[Data entries]
----------

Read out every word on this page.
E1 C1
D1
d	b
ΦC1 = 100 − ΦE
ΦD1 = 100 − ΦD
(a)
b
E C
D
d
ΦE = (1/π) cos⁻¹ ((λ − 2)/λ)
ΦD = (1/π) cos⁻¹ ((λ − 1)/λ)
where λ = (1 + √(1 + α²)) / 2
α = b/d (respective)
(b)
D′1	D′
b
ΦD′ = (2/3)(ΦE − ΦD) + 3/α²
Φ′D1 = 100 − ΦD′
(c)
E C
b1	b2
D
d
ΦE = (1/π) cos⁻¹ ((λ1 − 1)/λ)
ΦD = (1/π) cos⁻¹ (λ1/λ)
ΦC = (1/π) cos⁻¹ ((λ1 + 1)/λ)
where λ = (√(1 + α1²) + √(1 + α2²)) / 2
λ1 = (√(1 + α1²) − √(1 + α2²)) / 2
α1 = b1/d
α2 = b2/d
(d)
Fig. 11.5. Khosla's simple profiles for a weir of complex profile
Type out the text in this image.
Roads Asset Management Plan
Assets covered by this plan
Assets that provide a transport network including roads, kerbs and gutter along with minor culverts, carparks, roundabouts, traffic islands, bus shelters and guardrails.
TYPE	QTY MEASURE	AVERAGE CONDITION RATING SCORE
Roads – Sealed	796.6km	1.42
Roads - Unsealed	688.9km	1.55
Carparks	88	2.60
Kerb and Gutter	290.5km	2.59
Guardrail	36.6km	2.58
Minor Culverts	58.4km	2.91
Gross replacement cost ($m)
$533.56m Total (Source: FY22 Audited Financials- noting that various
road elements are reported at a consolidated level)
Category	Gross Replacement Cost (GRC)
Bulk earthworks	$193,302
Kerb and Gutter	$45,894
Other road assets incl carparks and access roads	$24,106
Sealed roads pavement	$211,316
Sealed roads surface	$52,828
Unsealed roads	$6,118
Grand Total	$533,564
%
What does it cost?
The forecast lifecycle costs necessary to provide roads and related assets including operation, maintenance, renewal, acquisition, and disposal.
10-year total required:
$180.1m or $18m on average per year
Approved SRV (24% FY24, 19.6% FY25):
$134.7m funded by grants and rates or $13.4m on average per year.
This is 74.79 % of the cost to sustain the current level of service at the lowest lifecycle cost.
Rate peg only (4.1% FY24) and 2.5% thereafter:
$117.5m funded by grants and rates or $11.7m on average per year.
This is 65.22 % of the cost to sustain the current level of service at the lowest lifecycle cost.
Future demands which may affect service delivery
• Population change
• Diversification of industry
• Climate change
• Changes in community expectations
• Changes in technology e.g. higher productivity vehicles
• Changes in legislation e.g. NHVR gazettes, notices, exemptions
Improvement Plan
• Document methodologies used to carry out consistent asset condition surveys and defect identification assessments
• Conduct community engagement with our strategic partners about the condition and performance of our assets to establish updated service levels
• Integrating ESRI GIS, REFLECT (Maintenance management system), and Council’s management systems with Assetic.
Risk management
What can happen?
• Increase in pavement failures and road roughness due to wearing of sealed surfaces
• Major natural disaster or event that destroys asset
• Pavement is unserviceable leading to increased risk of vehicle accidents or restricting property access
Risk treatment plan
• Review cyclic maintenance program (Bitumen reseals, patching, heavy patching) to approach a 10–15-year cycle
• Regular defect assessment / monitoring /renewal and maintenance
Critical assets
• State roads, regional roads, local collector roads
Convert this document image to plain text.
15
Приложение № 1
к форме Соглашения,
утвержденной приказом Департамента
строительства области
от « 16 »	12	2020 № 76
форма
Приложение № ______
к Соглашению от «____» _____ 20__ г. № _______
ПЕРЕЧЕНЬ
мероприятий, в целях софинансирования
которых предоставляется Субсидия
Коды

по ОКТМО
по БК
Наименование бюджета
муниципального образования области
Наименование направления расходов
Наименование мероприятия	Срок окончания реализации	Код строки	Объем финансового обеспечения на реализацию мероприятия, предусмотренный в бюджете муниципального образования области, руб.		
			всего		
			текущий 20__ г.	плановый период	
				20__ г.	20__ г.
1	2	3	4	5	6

----------

Requirement: Copy every line above that holds the word "lifecycle".

Problem solution:
The forecast lifecycle costs necessary to provide roads and related assets including operation, maintenance, renewal, acquisition, and disposal.
This is 74.79 % of the cost to sustain the current level of service at the lowest lifecycle cost.
This is 65.22 % of the cost to sustain the current level of service at the lowest lifecycle cost.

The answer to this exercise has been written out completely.